ТЕКСТ:

Примечательно, что в рядах нашего андеграунда были и суровые борцы против советской власти и Коммунистической партии, и вовсе внепартийные, аполитичные деятели. Но тоталитарный режим оценивал не столько художественную ценность, сколько соответствие разрешенным правилам игры, и в результате борцами против власти оказывались художники, попросту пытавшиеся предложить новую эстетику. Например, те из них, кто выставил свои картины в сентябре 1974 года на пустыре между московскими улицами Профсоюзной и Островитянова, были встречены бульдозерами.

Сколько же политики было в нашем андеграунде? Много, но воспринимать его только через призму политики не совсем верно. Те же московские художники, участники «бульдозерной» выставки, соц-артисты, московские концептуалисты сами себя чаще всего называют нонконформистами. Например, участники изданного на Западе альманаха «Метрополь» (это уже «тамиздат») преследовали в первую очередь собственно литературные цели. Но поскольку в те времена в нашей стране бытовало твердое убеждение, что поэт в России больше, чем поэт, то меры к ним были приняты соответствующие.

Еще один интересный факт подполья сводится к тому, что значительная часть советской интеллигенции жила тогда двумя жизнями: официальной и неофициальной, неподцензурной. Например, Евгений Евтушенко, хотя и был чрезвычайно успешным советским деятелем культуры, некоторые свои произведения «публиковал» в самиздате, что создавало ему образ оппозиционера.

ЗАДАНИЯ:
a – Кого текст о советском андеграунде называет среди тех, кто чаще всего называет себя нонконформистами? Перечисли всех.
b – Допиши текст о советском андеграунде, начав сразу после его последнего предложения.

ИЗВЛЕЧЁННЫЕ МАТЕРИАЛЫ:
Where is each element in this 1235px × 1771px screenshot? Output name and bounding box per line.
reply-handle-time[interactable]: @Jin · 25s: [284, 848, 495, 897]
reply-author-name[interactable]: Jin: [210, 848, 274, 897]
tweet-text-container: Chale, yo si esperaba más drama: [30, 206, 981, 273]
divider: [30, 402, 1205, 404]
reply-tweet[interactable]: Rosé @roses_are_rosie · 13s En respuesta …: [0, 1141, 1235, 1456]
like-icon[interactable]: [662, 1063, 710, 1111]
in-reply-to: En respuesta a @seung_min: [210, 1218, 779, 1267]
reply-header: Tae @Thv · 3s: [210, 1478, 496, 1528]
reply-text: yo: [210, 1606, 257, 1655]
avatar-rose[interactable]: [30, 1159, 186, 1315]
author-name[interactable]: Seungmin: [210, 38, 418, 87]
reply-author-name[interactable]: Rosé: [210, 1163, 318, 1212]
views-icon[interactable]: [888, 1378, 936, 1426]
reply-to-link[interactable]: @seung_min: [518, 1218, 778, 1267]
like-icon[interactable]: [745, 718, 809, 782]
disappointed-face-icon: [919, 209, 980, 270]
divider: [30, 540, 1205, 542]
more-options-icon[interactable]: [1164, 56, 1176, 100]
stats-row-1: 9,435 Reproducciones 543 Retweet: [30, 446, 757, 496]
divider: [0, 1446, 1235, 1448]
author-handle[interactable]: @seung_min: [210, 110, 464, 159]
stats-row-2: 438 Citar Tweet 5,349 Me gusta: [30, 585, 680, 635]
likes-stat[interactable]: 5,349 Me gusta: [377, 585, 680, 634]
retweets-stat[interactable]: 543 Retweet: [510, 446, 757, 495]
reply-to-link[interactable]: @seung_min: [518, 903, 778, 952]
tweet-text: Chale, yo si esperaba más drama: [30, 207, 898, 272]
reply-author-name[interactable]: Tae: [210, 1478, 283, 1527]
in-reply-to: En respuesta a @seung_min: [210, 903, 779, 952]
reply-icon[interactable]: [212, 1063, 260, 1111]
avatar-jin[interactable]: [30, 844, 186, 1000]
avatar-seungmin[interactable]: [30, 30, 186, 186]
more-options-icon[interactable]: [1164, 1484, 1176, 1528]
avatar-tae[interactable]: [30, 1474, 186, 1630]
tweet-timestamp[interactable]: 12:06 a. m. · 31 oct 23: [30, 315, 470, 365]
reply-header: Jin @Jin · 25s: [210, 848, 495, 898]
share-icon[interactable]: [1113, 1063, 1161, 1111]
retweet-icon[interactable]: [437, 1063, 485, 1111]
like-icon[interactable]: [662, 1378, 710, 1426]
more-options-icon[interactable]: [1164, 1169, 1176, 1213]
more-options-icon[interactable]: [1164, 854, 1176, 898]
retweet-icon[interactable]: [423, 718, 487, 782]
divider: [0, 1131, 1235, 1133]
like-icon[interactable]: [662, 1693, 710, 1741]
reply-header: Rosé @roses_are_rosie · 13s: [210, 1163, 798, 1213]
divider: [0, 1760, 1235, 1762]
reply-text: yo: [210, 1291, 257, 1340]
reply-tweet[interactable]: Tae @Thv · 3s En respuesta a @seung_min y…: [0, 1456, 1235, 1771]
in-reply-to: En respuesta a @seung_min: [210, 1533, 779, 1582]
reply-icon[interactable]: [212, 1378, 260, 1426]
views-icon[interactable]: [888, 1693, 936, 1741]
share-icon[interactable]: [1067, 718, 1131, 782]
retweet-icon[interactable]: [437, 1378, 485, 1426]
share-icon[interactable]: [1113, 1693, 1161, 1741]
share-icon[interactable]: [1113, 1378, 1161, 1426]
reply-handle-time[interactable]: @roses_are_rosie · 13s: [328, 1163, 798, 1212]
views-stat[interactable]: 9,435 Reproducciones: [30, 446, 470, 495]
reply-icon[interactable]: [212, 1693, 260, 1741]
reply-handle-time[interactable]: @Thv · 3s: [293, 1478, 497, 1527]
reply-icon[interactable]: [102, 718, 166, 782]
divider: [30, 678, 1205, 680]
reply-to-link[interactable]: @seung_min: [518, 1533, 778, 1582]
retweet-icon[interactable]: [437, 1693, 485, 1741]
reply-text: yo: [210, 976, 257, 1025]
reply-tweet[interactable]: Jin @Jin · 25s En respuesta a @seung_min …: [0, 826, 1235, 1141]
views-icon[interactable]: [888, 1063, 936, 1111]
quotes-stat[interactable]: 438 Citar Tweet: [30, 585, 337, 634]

ОТВЕТЫ К ЗАДАНИЯМ:
a – Московские художники, участники «бульдозерной» выставки; соц-артисты; московские концептуалисты.

b –
Однако были и такие, кто старался минимизировать свои контакты с советской реальностью. Этот менее политизированный, но гораздо более радикальный в художественном отношении вариант советского андеграунда является в большей степени ленинградским, нежели московским феноменом. Среда, в которой бытовало питерское «другое искусство», была не столь замкнутой на каком-то одном виде художественного творчества. Поэтому, например, если московские рок-музыканты 70-х не имели ничего общего с другим видом московского альтернативного искусства, то питерские – долгое время оставались его естественной частью. Именно в Ленинграде начала 70-х – конца 80-х советский андеграунд принял законченную форму социального и художественного поведения и оттого воспринимается как цельная эпоха.

Таким образом, альтернативное искусство в Советском Союзе играло несвойственную искусству роль: в подполье была создана полноценная параллельная культура. И эта культура оказывала большее влияние на официозную культуру, чем наоборот. Это стало особенно очевидно не столько во время постепенного разрушения государственных запретов, сколько в тот момент, когда рок-музыка приобрела массовую популярность. Хотя вряд ли кто-то из политических лидеров России может повторить слова, сказанные Вацлавом Гавелом Лу Риду, но не будет преувеличением сказать, что нынешнее социально и экономически активное поколение выросло на музыке, которую не передавали по радио.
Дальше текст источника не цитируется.